■ Dataset entries
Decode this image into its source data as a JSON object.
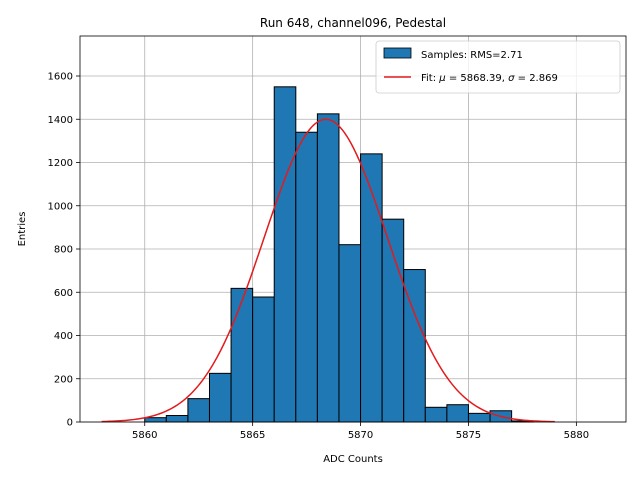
{
  "chart_data": {
    "type": "bar",
    "title": "Run 648, channel096, Pedestal",
    "xlabel": "ADC Counts",
    "ylabel": "Entries",
    "xlim": [
      5857.0,
      5882.3
    ],
    "ylim": [
      0,
      1785
    ],
    "x_ticks": [
      5860,
      5865,
      5870,
      5875,
      5880
    ],
    "y_ticks": [
      0,
      200,
      400,
      600,
      800,
      1000,
      1200,
      1400,
      1600
    ],
    "grid": true,
    "legend_position": "top-right",
    "series": [
      {
        "name": "Samples: RMS=2.71",
        "kind": "histogram",
        "color": "#1f77b4",
        "edge_color": "#000000",
        "bins": [
          {
            "x0": 5860,
            "x1": 5861,
            "count": 20
          },
          {
            "x0": 5861,
            "x1": 5862,
            "count": 30
          },
          {
            "x0": 5862,
            "x1": 5863,
            "count": 108
          },
          {
            "x0": 5863,
            "x1": 5864,
            "count": 225
          },
          {
            "x0": 5864,
            "x1": 5865,
            "count": 618
          },
          {
            "x0": 5865,
            "x1": 5866,
            "count": 578
          },
          {
            "x0": 5866,
            "x1": 5867,
            "count": 1550
          },
          {
            "x0": 5867,
            "x1": 5868,
            "count": 1340
          },
          {
            "x0": 5868,
            "x1": 5869,
            "count": 1425
          },
          {
            "x0": 5869,
            "x1": 5870,
            "count": 820
          },
          {
            "x0": 5870,
            "x1": 5871,
            "count": 1240
          },
          {
            "x0": 5871,
            "x1": 5872,
            "count": 938
          },
          {
            "x0": 5872,
            "x1": 5873,
            "count": 705
          },
          {
            "x0": 5873,
            "x1": 5874,
            "count": 68
          },
          {
            "x0": 5874,
            "x1": 5875,
            "count": 80
          },
          {
            "x0": 5875,
            "x1": 5876,
            "count": 40
          },
          {
            "x0": 5876,
            "x1": 5877,
            "count": 52
          },
          {
            "x0": 5877,
            "x1": 5878,
            "count": 5
          }
        ]
      },
      {
        "name": "Fit: μ = 5868.39, σ = 2.869",
        "kind": "gaussian-fit",
        "color": "#e41a1c",
        "mu": 5868.39,
        "sigma": 2.869,
        "amplitude": 1400,
        "x_range": [
          5858,
          5879
        ]
      }
    ],
    "legend": {
      "samples_label": "Samples: RMS=2.71",
      "fit_prefix": "Fit: ",
      "fit_mu_symbol": "μ",
      "fit_mu_text": " = 5868.39, ",
      "fit_sigma_symbol": "σ",
      "fit_sigma_text": " = 2.869"
    }
  }
}
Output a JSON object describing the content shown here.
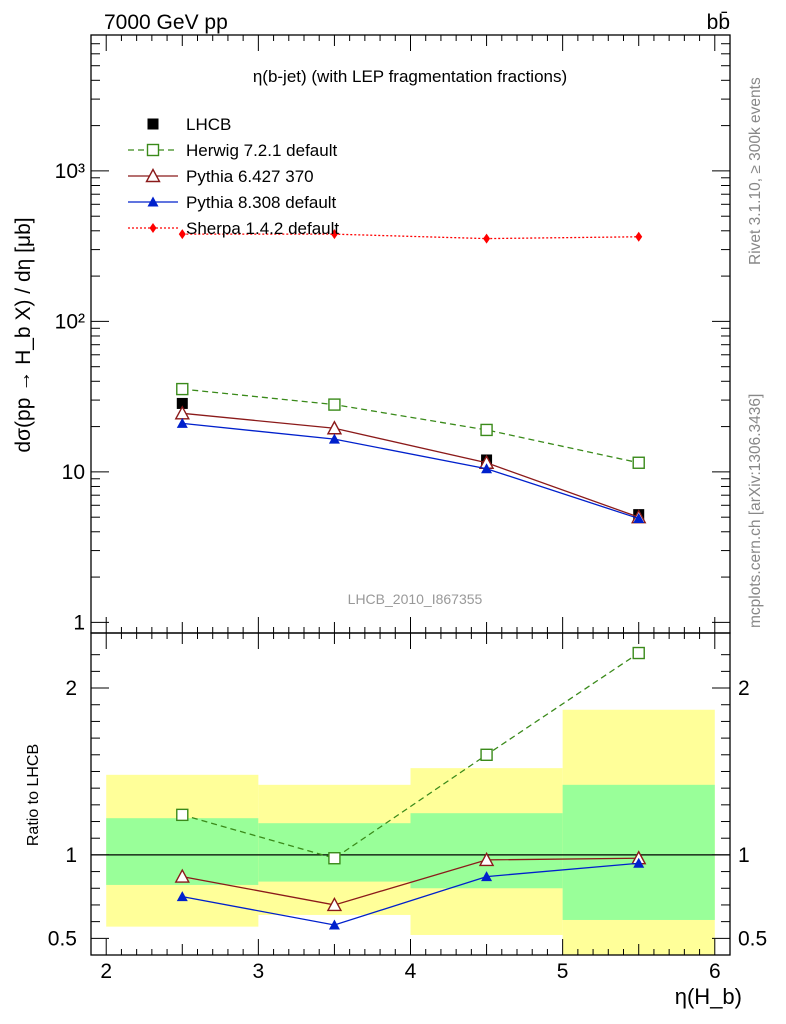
{
  "header": {
    "left": "7000 GeV pp",
    "right": "bb̄"
  },
  "side": {
    "rivet": "Rivet 3.1.10, ≥ 300k events",
    "mcplots": "mcplots.cern.ch [arXiv:1306.3436]"
  },
  "chart_data": [
    {
      "type": "line",
      "title": "η(b-jet) (with LEP fragmentation fractions)",
      "watermark": "LHCB_2010_I867355",
      "ylabel": "dσ(pp → H_b X) / dη [μb]",
      "yscale": "log",
      "ylim": [
        0.85,
        8000
      ],
      "xlim": [
        1.9,
        6.1
      ],
      "xticks": [
        "2",
        "3",
        "4",
        "5",
        "6"
      ],
      "yticks": [
        "1",
        "10",
        "10²",
        "10³"
      ],
      "x": [
        2.5,
        3.5,
        4.5,
        5.5
      ],
      "series": [
        {
          "name": "LHCB",
          "values": [
            28.5,
            28.0,
            12.0,
            5.2
          ],
          "color": "#000000",
          "marker": "square-filled"
        },
        {
          "name": "Herwig 7.2.1 default",
          "values": [
            35.5,
            28.0,
            19.0,
            11.5
          ],
          "color": "#3a8a1a",
          "marker": "square-open",
          "dash": "6,4"
        },
        {
          "name": "Pythia 6.427 370",
          "values": [
            24.5,
            19.5,
            11.5,
            5.0
          ],
          "color": "#8b1a1a",
          "marker": "triangle-open"
        },
        {
          "name": "Pythia 8.308 default",
          "values": [
            21.0,
            16.5,
            10.5,
            4.9
          ],
          "color": "#0020cc",
          "marker": "triangle-filled"
        },
        {
          "name": "Sherpa 1.4.2 default",
          "values": [
            380,
            380,
            355,
            365
          ],
          "color": "#ff0000",
          "marker": "diamond-filled",
          "dash": "2,2"
        }
      ]
    },
    {
      "type": "line",
      "ylabel": "Ratio to LHCB",
      "ylim": [
        0.4,
        2.33
      ],
      "xlim": [
        1.9,
        6.1
      ],
      "xlabel": "η(H_b)",
      "xticks": [
        "2",
        "3",
        "4",
        "5",
        "6"
      ],
      "yticks": [
        "0.5",
        "1",
        "2"
      ],
      "x": [
        2.5,
        3.5,
        4.5,
        5.5
      ],
      "bands": [
        {
          "x0": 2,
          "x1": 3,
          "yellow": [
            0.57,
            1.48
          ],
          "green": [
            0.82,
            1.22
          ]
        },
        {
          "x0": 3,
          "x1": 4,
          "yellow": [
            0.64,
            1.42
          ],
          "green": [
            0.84,
            1.19
          ]
        },
        {
          "x0": 4,
          "x1": 5,
          "yellow": [
            0.52,
            1.52
          ],
          "green": [
            0.8,
            1.25
          ]
        },
        {
          "x0": 5,
          "x1": 6,
          "yellow": [
            0.32,
            1.87
          ],
          "green": [
            0.61,
            1.42
          ]
        }
      ],
      "reference": 1,
      "series": [
        {
          "name": "Herwig 7.2.1 default",
          "values": [
            1.24,
            0.98,
            1.6,
            2.21
          ]
        },
        {
          "name": "Pythia 6.427 370",
          "values": [
            0.87,
            0.7,
            0.97,
            0.98
          ]
        },
        {
          "name": "Pythia 8.308 default",
          "values": [
            0.75,
            0.58,
            0.87,
            0.95
          ]
        }
      ]
    }
  ]
}
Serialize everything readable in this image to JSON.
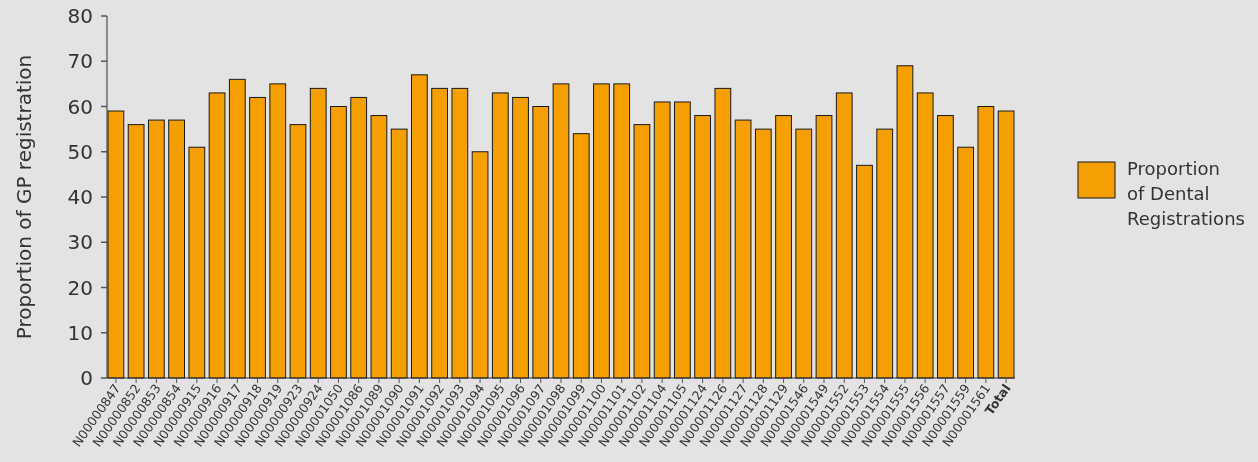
{
  "chart_data": {
    "type": "bar",
    "ylabel": "Proportion of GP registration",
    "categories": [
      "N00000847",
      "N00000852",
      "N00000853",
      "N00000854",
      "N00000915",
      "N00000916",
      "N00000917",
      "N00000918",
      "N00000919",
      "N00000923",
      "N00000924",
      "N00001050",
      "N00001086",
      "N00001089",
      "N00001090",
      "N00001091",
      "N00001092",
      "N00001093",
      "N00001094",
      "N00001095",
      "N00001096",
      "N00001097",
      "N00001098",
      "N00001099",
      "N00001100",
      "N00001101",
      "N00001102",
      "N00001104",
      "N00001105",
      "N00001124",
      "N00001126",
      "N00001127",
      "N00001128",
      "N00001129",
      "N00001546",
      "N00001549",
      "N00001552",
      "N00001553",
      "N00001554",
      "N00001555",
      "N00001556",
      "N00001557",
      "N00001559",
      "N00001561",
      "Total"
    ],
    "series": [
      {
        "name": "Proportion of Dental Registrations",
        "color": "#f59f00",
        "values": [
          59,
          56,
          57,
          57,
          51,
          63,
          66,
          62,
          65,
          56,
          64,
          60,
          62,
          58,
          55,
          67,
          64,
          64,
          50,
          63,
          62,
          60,
          65,
          54,
          65,
          65,
          56,
          61,
          61,
          58,
          64,
          57,
          55,
          58,
          55,
          58,
          63,
          47,
          55,
          69,
          63,
          58,
          51,
          60,
          59
        ]
      }
    ],
    "ylim": [
      0,
      80
    ],
    "yticks": [
      0,
      10,
      20,
      30,
      40,
      50,
      60,
      70,
      80
    ],
    "legend": "right",
    "grid": false
  }
}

■ Task
Repeat all of the records verbatim, leaving out the pictures.

■ Reply
Decode this image into its source data as a JSON object.
{
  "chart_data": {
    "type": "bar",
    "title": "Run 648, channel096, Pedestal",
    "xlabel": "ADC Counts",
    "ylabel": "Entries",
    "xlim": [
      5857.0,
      5882.3
    ],
    "ylim": [
      0,
      1785
    ],
    "x_ticks": [
      5860,
      5865,
      5870,
      5875,
      5880
    ],
    "y_ticks": [
      0,
      200,
      400,
      600,
      800,
      1000,
      1200,
      1400,
      1600
    ],
    "grid": true,
    "legend_position": "top-right",
    "series": [
      {
        "name": "Samples: RMS=2.71",
        "kind": "histogram",
        "color": "#1f77b4",
        "edge_color": "#000000",
        "bins": [
          {
            "x0": 5860,
            "x1": 5861,
            "count": 20
          },
          {
            "x0": 5861,
            "x1": 5862,
            "count": 30
          },
          {
            "x0": 5862,
            "x1": 5863,
            "count": 108
          },
          {
            "x0": 5863,
            "x1": 5864,
            "count": 225
          },
          {
            "x0": 5864,
            "x1": 5865,
            "count": 618
          },
          {
            "x0": 5865,
            "x1": 5866,
            "count": 578
          },
          {
            "x0": 5866,
            "x1": 5867,
            "count": 1550
          },
          {
            "x0": 5867,
            "x1": 5868,
            "count": 1340
          },
          {
            "x0": 5868,
            "x1": 5869,
            "count": 1425
          },
          {
            "x0": 5869,
            "x1": 5870,
            "count": 820
          },
          {
            "x0": 5870,
            "x1": 5871,
            "count": 1240
          },
          {
            "x0": 5871,
            "x1": 5872,
            "count": 938
          },
          {
            "x0": 5872,
            "x1": 5873,
            "count": 705
          },
          {
            "x0": 5873,
            "x1": 5874,
            "count": 68
          },
          {
            "x0": 5874,
            "x1": 5875,
            "count": 80
          },
          {
            "x0": 5875,
            "x1": 5876,
            "count": 40
          },
          {
            "x0": 5876,
            "x1": 5877,
            "count": 52
          },
          {
            "x0": 5877,
            "x1": 5878,
            "count": 5
          }
        ]
      },
      {
        "name": "Fit: μ = 5868.39, σ = 2.869",
        "kind": "gaussian-fit",
        "color": "#e41a1c",
        "mu": 5868.39,
        "sigma": 2.869,
        "amplitude": 1400,
        "x_range": [
          5858,
          5879
        ]
      }
    ],
    "legend": {
      "samples_label": "Samples: RMS=2.71",
      "fit_prefix": "Fit: ",
      "fit_mu_symbol": "μ",
      "fit_mu_text": " = 5868.39, ",
      "fit_sigma_symbol": "σ",
      "fit_sigma_text": " = 2.869"
    }
  }
}
Output a JSON object describing the content shown here.
{
  "header": {
    "left": "7000 GeV pp",
    "right": "bb̄"
  },
  "side": {
    "rivet": "Rivet 3.1.10, ≥ 300k events",
    "mcplots": "mcplots.cern.ch [arXiv:1306.3436]"
  },
  "chart_data": [
    {
      "type": "line",
      "title": "η(b-jet) (with LEP fragmentation fractions)",
      "watermark": "LHCB_2010_I867355",
      "ylabel": "dσ(pp → H_b X) / dη [μb]",
      "yscale": "log",
      "ylim": [
        0.85,
        8000
      ],
      "xlim": [
        1.9,
        6.1
      ],
      "xticks": [
        "2",
        "3",
        "4",
        "5",
        "6"
      ],
      "yticks": [
        "1",
        "10",
        "10²",
        "10³"
      ],
      "x": [
        2.5,
        3.5,
        4.5,
        5.5
      ],
      "series": [
        {
          "name": "LHCB",
          "values": [
            28.5,
            28.0,
            12.0,
            5.2
          ],
          "color": "#000000",
          "marker": "square-filled"
        },
        {
          "name": "Herwig 7.2.1 default",
          "values": [
            35.5,
            28.0,
            19.0,
            11.5
          ],
          "color": "#3a8a1a",
          "marker": "square-open",
          "dash": "6,4"
        },
        {
          "name": "Pythia 6.427 370",
          "values": [
            24.5,
            19.5,
            11.5,
            5.0
          ],
          "color": "#8b1a1a",
          "marker": "triangle-open"
        },
        {
          "name": "Pythia 8.308 default",
          "values": [
            21.0,
            16.5,
            10.5,
            4.9
          ],
          "color": "#0020cc",
          "marker": "triangle-filled"
        },
        {
          "name": "Sherpa 1.4.2 default",
          "values": [
            380,
            380,
            355,
            365
          ],
          "color": "#ff0000",
          "marker": "diamond-filled",
          "dash": "2,2"
        }
      ]
    },
    {
      "type": "line",
      "ylabel": "Ratio to LHCB",
      "ylim": [
        0.4,
        2.33
      ],
      "xlim": [
        1.9,
        6.1
      ],
      "xlabel": "η(H_b)",
      "xticks": [
        "2",
        "3",
        "4",
        "5",
        "6"
      ],
      "yticks": [
        "0.5",
        "1",
        "2"
      ],
      "x": [
        2.5,
        3.5,
        4.5,
        5.5
      ],
      "bands": [
        {
          "x0": 2,
          "x1": 3,
          "yellow": [
            0.57,
            1.48
          ],
          "green": [
            0.82,
            1.22
          ]
        },
        {
          "x0": 3,
          "x1": 4,
          "yellow": [
            0.64,
            1.42
          ],
          "green": [
            0.84,
            1.19
          ]
        },
        {
          "x0": 4,
          "x1": 5,
          "yellow": [
            0.52,
            1.52
          ],
          "green": [
            0.8,
            1.25
          ]
        },
        {
          "x0": 5,
          "x1": 6,
          "yellow": [
            0.32,
            1.87
          ],
          "green": [
            0.61,
            1.42
          ]
        }
      ],
      "reference": 1,
      "series": [
        {
          "name": "Herwig 7.2.1 default",
          "values": [
            1.24,
            0.98,
            1.6,
            2.21
          ]
        },
        {
          "name": "Pythia 6.427 370",
          "values": [
            0.87,
            0.7,
            0.97,
            0.98
          ]
        },
        {
          "name": "Pythia 8.308 default",
          "values": [
            0.75,
            0.58,
            0.87,
            0.95
          ]
        }
      ]
    }
  ]
}
Serialize everything readable in this image to JSON.
{
  "chart_data": {
    "type": "bar",
    "ylabel": "Proportion of GP registration",
    "categories": [
      "N00000847",
      "N00000852",
      "N00000853",
      "N00000854",
      "N00000915",
      "N00000916",
      "N00000917",
      "N00000918",
      "N00000919",
      "N00000923",
      "N00000924",
      "N00001050",
      "N00001086",
      "N00001089",
      "N00001090",
      "N00001091",
      "N00001092",
      "N00001093",
      "N00001094",
      "N00001095",
      "N00001096",
      "N00001097",
      "N00001098",
      "N00001099",
      "N00001100",
      "N00001101",
      "N00001102",
      "N00001104",
      "N00001105",
      "N00001124",
      "N00001126",
      "N00001127",
      "N00001128",
      "N00001129",
      "N00001546",
      "N00001549",
      "N00001552",
      "N00001553",
      "N00001554",
      "N00001555",
      "N00001556",
      "N00001557",
      "N00001559",
      "N00001561",
      "Total"
    ],
    "series": [
      {
        "name": "Proportion of Dental Registrations",
        "color": "#f59f00",
        "values": [
          59,
          56,
          57,
          57,
          51,
          63,
          66,
          62,
          65,
          56,
          64,
          60,
          62,
          58,
          55,
          67,
          64,
          64,
          50,
          63,
          62,
          60,
          65,
          54,
          65,
          65,
          56,
          61,
          61,
          58,
          64,
          57,
          55,
          58,
          55,
          58,
          63,
          47,
          55,
          69,
          63,
          58,
          51,
          60,
          59
        ]
      }
    ],
    "ylim": [
      0,
      80
    ],
    "yticks": [
      0,
      10,
      20,
      30,
      40,
      50,
      60,
      70,
      80
    ],
    "legend": "right",
    "grid": false
  }
}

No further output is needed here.